• [LISTED ENTRIES]:
......
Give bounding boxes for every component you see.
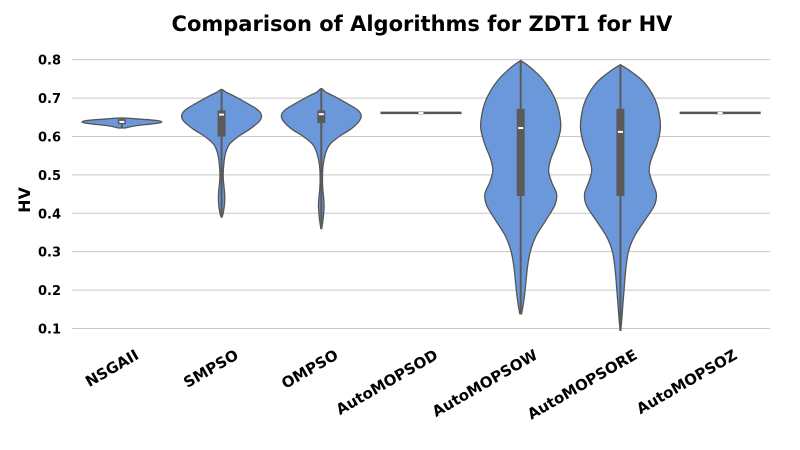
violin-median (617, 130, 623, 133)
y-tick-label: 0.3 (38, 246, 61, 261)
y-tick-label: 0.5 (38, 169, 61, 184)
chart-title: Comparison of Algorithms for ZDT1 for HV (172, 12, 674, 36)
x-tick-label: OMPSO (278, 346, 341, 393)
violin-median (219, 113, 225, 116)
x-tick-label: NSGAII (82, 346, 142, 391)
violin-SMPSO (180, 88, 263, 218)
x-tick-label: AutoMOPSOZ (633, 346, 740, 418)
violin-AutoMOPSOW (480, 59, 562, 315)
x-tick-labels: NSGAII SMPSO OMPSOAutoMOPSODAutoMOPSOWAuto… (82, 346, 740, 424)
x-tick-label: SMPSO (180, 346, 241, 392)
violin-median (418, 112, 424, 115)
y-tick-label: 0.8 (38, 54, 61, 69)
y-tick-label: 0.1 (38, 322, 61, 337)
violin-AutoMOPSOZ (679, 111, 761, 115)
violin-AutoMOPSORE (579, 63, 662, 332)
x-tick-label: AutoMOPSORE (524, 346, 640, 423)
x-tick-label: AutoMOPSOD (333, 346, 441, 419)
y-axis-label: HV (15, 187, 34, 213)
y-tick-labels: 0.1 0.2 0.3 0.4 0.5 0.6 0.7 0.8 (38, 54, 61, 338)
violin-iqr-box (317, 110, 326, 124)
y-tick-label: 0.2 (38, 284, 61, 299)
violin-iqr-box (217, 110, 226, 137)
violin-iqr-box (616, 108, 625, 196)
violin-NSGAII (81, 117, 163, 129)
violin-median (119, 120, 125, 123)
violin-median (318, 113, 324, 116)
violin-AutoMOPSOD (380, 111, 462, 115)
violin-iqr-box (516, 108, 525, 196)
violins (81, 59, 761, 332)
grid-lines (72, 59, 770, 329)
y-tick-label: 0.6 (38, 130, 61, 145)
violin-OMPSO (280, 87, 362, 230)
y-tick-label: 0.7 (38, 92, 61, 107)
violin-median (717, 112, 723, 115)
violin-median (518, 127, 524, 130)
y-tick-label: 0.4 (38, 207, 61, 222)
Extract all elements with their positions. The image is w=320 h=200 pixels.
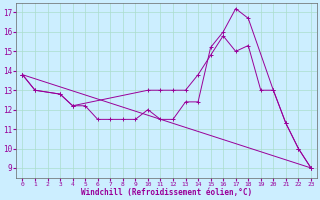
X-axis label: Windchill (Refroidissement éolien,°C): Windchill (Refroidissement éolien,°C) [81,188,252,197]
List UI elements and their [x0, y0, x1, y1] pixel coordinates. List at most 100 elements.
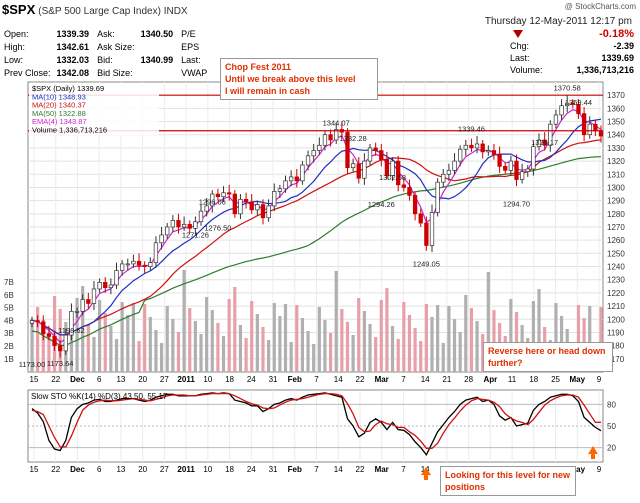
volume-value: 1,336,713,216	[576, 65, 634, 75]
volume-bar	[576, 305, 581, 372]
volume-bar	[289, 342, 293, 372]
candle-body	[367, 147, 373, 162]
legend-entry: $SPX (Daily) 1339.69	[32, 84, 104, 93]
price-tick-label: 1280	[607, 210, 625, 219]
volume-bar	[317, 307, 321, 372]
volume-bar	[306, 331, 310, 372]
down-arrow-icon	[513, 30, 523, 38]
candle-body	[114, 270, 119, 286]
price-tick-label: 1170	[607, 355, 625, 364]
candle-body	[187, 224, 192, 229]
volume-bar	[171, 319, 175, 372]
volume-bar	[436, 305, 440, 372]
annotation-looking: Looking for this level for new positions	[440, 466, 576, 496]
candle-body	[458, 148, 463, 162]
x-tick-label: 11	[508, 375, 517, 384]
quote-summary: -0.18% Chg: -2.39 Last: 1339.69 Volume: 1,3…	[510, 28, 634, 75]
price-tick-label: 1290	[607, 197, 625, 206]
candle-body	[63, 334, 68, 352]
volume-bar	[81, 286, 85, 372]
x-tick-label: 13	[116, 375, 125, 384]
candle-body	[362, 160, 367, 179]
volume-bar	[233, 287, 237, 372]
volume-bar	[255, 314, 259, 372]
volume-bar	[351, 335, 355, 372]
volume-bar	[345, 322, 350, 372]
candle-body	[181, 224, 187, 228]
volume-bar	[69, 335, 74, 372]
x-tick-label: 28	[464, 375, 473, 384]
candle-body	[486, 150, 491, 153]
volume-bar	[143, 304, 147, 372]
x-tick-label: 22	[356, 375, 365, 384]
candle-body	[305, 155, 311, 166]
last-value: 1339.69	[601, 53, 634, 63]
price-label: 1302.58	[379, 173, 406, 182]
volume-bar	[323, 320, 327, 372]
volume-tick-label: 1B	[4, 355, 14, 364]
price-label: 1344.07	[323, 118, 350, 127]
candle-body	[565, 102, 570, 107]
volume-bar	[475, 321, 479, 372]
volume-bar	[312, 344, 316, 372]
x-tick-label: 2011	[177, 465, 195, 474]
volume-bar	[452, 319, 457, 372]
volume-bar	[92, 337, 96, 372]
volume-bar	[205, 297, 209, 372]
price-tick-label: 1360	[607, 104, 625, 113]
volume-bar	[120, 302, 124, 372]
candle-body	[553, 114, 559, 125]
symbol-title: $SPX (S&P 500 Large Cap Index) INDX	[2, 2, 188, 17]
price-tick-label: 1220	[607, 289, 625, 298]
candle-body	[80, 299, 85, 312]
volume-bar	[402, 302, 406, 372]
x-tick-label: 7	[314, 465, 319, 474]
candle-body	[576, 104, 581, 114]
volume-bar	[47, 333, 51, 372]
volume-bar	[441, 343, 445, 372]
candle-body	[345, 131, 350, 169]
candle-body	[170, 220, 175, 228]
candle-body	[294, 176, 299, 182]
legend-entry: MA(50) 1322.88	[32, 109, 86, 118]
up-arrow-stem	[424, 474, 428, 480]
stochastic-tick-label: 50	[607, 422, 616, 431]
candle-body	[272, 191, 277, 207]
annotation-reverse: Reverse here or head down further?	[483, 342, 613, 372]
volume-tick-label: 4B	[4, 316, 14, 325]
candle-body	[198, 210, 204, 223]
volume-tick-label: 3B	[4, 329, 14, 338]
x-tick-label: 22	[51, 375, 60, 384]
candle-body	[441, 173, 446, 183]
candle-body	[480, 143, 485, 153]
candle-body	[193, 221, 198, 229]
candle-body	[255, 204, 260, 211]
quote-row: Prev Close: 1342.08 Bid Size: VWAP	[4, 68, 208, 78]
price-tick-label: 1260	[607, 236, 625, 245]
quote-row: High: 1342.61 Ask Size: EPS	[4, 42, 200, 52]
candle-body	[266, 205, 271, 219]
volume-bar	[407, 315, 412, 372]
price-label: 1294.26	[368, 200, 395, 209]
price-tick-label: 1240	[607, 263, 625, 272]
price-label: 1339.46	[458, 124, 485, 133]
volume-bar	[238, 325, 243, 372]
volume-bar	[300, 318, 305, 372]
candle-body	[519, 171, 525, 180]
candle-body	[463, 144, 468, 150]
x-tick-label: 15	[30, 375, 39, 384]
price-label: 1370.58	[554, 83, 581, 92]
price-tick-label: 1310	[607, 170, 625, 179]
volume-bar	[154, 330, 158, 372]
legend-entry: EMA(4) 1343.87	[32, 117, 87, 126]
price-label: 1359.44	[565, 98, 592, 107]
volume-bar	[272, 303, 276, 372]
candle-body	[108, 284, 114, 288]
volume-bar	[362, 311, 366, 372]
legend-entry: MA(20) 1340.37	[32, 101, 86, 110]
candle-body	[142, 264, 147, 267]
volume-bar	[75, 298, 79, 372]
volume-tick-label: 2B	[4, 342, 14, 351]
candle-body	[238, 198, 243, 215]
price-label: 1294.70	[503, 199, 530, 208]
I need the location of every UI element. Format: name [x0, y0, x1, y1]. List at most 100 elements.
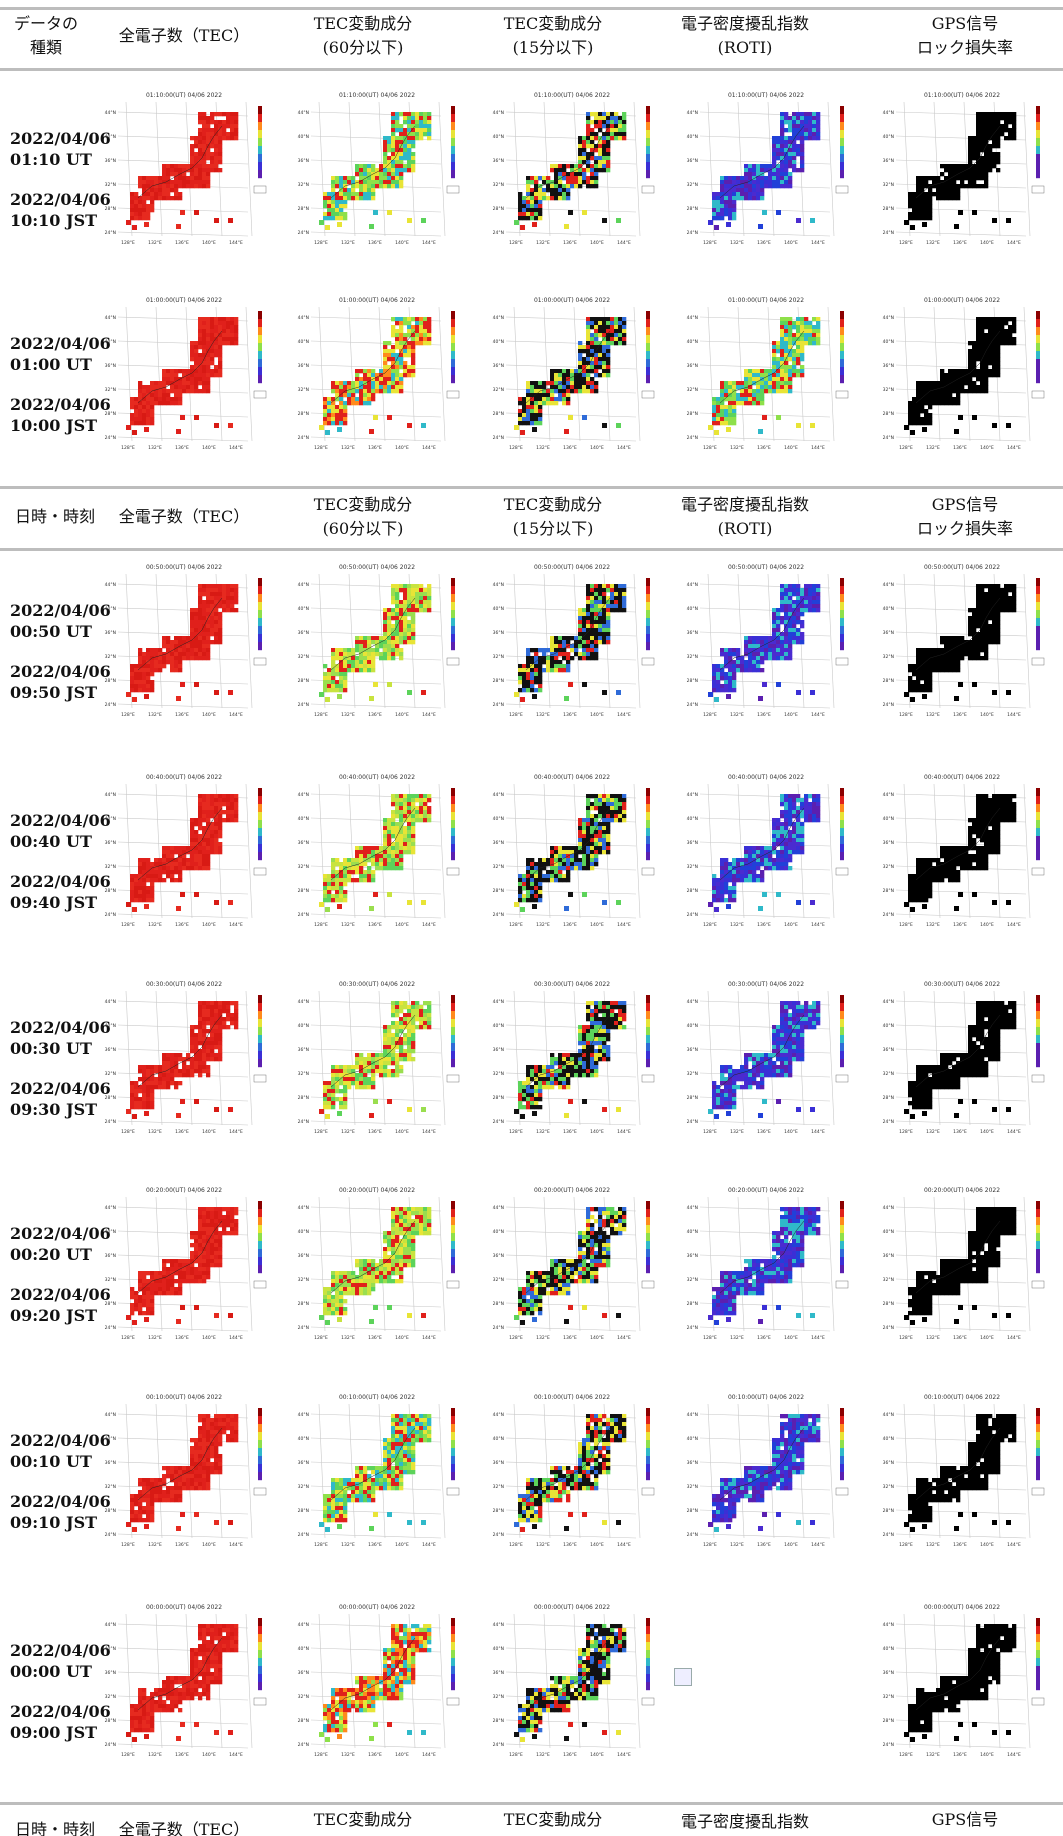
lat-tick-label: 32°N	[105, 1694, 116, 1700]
......
• [REQUIRED WORK]:
Copy out every row above exactly, line for line, leaving out the pictures.

• [SOLUTION TO THIS PROBLEM]:
Give bounding boxes for every component you see.
violin-median (617, 130, 623, 133)
y-tick-label: 0.3 (38, 246, 61, 261)
y-tick-label: 0.5 (38, 169, 61, 184)
chart-title: Comparison of Algorithms for ZDT1 for HV (172, 12, 674, 36)
x-tick-label: OMPSO (278, 346, 341, 393)
violin-median (219, 113, 225, 116)
x-tick-label: NSGAII (82, 346, 142, 391)
violin-SMPSO (180, 88, 263, 218)
x-tick-label: AutoMOPSOZ (633, 346, 740, 418)
violin-AutoMOPSOW (480, 59, 562, 315)
x-tick-labels: NSGAII SMPSO OMPSOAutoMOPSODAutoMOPSOWAuto… (82, 346, 740, 424)
x-tick-label: SMPSO (180, 346, 241, 392)
violin-median (418, 112, 424, 115)
y-tick-label: 0.8 (38, 54, 61, 69)
y-tick-label: 0.1 (38, 322, 61, 337)
violin-AutoMOPSOZ (679, 111, 761, 115)
violin-AutoMOPSORE (579, 63, 662, 332)
x-tick-label: AutoMOPSORE (524, 346, 640, 423)
x-tick-label: AutoMOPSOD (333, 346, 441, 419)
y-axis-label: HV (15, 187, 34, 213)
y-tick-labels: 0.1 0.2 0.3 0.4 0.5 0.6 0.7 0.8 (38, 54, 61, 338)
violin-iqr-box (317, 110, 326, 124)
y-tick-label: 0.2 (38, 284, 61, 299)
violin-iqr-box (217, 110, 226, 137)
violin-iqr-box (616, 108, 625, 196)
violin-NSGAII (81, 117, 163, 129)
violin-median (119, 120, 125, 123)
violin-median (318, 113, 324, 116)
violin-AutoMOPSOD (380, 111, 462, 115)
violin-iqr-box (516, 108, 525, 196)
violins (81, 59, 761, 332)
grid-lines (72, 59, 770, 329)
y-tick-label: 0.6 (38, 130, 61, 145)
violin-OMPSO (280, 87, 362, 230)
y-tick-label: 0.7 (38, 92, 61, 107)
violin-median (717, 112, 723, 115)
violin-median (518, 127, 524, 130)
y-tick-label: 0.4 (38, 207, 61, 222)
Extract all elements with their positions. The image is w=320 h=200 pixels.
X-axis label: Windchill (Refroidissement éolien,°C): Windchill (Refroidissement éolien,°C) [81,188,252,197]
List UI elements and their [x0, y0, x1, y1] pixel coordinates. List at most 100 elements.
volume-value: 1,336,713,216	[576, 65, 634, 75]
volume-bar	[576, 305, 581, 372]
volume-bar	[289, 342, 293, 372]
candle-body	[367, 147, 373, 162]
legend-entry: $SPX (Daily) 1339.69	[32, 84, 104, 93]
price-tick-label: 1280	[607, 210, 625, 219]
volume-bar	[317, 307, 321, 372]
volume-bar	[306, 331, 310, 372]
down-arrow-icon	[513, 30, 523, 38]
candle-body	[114, 270, 119, 286]
price-tick-label: 1170	[607, 355, 625, 364]
candle-body	[187, 224, 192, 229]
volume-bar	[171, 319, 175, 372]
volume-bar	[436, 305, 440, 372]
annotation-looking: Looking for this level for new positions	[440, 466, 576, 496]
candle-body	[458, 148, 463, 162]
x-tick-label: 11	[508, 375, 517, 384]
quote-summary: -0.18% Chg: -2.39 Last: 1339.69 Volume: 1,3…	[510, 28, 634, 75]
price-tick-label: 1290	[607, 197, 625, 206]
candle-body	[63, 334, 68, 352]
volume-bar	[81, 286, 85, 372]
x-tick-label: 13	[116, 375, 125, 384]
candle-body	[362, 160, 367, 179]
volume-bar	[233, 287, 237, 372]
volume-bar	[255, 314, 259, 372]
volume-bar	[351, 335, 355, 372]
volume-bar	[345, 322, 350, 372]
candle-body	[181, 224, 187, 228]
volume-bar	[69, 335, 74, 372]
x-tick-label: 28	[464, 375, 473, 384]
candle-body	[486, 150, 491, 153]
volume-bar	[143, 304, 147, 372]
x-tick-label: 22	[356, 375, 365, 384]
candle-body	[305, 155, 311, 166]
last-value: 1339.69	[601, 53, 634, 63]
price-label: 1302.58	[379, 173, 406, 182]
volume-bar	[323, 320, 327, 372]
volume-tick-label: 1B	[4, 355, 14, 364]
price-label: 1344.07	[323, 118, 350, 127]
candle-body	[565, 102, 570, 107]
volume-bar	[475, 321, 479, 372]
volume-bar	[312, 344, 316, 372]
x-tick-label: 2011	[177, 465, 195, 474]
volume-bar	[452, 319, 457, 372]
volume-bar	[92, 337, 96, 372]
volume-bar	[205, 297, 209, 372]
price-tick-label: 1360	[607, 104, 625, 113]
volume-bar	[120, 302, 124, 372]
candle-body	[553, 114, 559, 125]
symbol-title: $SPX (S&P 500 Large Cap Index) INDX	[2, 2, 188, 17]
price-tick-label: 1220	[607, 289, 625, 298]
candle-body	[80, 299, 85, 312]
volume-bar	[402, 302, 406, 372]
x-tick-label: 7	[314, 465, 319, 474]
candle-body	[576, 104, 581, 114]
volume-bar	[47, 333, 51, 372]
volume-bar	[441, 343, 445, 372]
candle-body	[345, 131, 350, 169]
candle-body	[170, 220, 175, 228]
candle-body	[294, 176, 299, 182]
legend-entry: MA(50) 1322.88	[32, 109, 86, 118]
up-arrow-stem	[424, 474, 428, 480]
stochastic-tick-label: 50	[607, 422, 616, 431]
candle-body	[272, 191, 277, 207]
annotation-reverse: Reverse here or head down further?	[483, 342, 613, 372]
volume-tick-label: 4B	[4, 316, 14, 325]
candle-body	[198, 210, 204, 223]
volume-tick-label: 3B	[4, 329, 14, 338]
x-tick-label: 22	[51, 375, 60, 384]
candle-body	[441, 173, 446, 183]
candle-body	[480, 143, 485, 153]
candle-body	[193, 221, 198, 229]
candle-body	[255, 204, 260, 211]
quote-row: Prev Close: 1342.08 Bid Size: VWAP	[4, 68, 208, 78]
price-tick-label: 1260	[607, 236, 625, 245]
quote-row: High: 1342.61 Ask Size: EPS	[4, 42, 200, 52]
candle-body	[266, 205, 271, 219]
volume-bar	[407, 315, 412, 372]
price-label: 1294.26	[368, 200, 395, 209]
price-tick-label: 1240	[607, 263, 625, 272]
price-label: 1339.46	[458, 124, 485, 133]
volume-bar	[238, 325, 243, 372]
volume-bar	[300, 318, 305, 372]
candle-body	[519, 171, 525, 180]
candle-body	[463, 144, 468, 150]
x-tick-label: 15	[30, 375, 39, 384]
price-label: 1370.58	[554, 83, 581, 92]
price-tick-label: 1310	[607, 170, 625, 179]
volume-bar	[154, 330, 158, 372]
legend-entry: EMA(4) 1343.87	[32, 117, 87, 126]
price-label: 1359.44	[565, 98, 592, 107]
volume-bar	[272, 303, 276, 372]
candle-body	[108, 284, 114, 288]
volume-bar	[362, 311, 366, 372]
legend-entry: MA(20) 1340.37	[32, 101, 86, 110]
candle-body	[142, 264, 147, 267]
volume-bar	[75, 298, 79, 372]
volume-tick-label: 2B	[4, 342, 14, 351]
candle-body	[238, 198, 243, 215]
price-label: 1294.70	[503, 199, 530, 208]
I need the location of every UI element. Format: name [x0, y0, x1, y1]. List at most 100 elements.
lat-tick-label: 32°N	[105, 1694, 116, 1700]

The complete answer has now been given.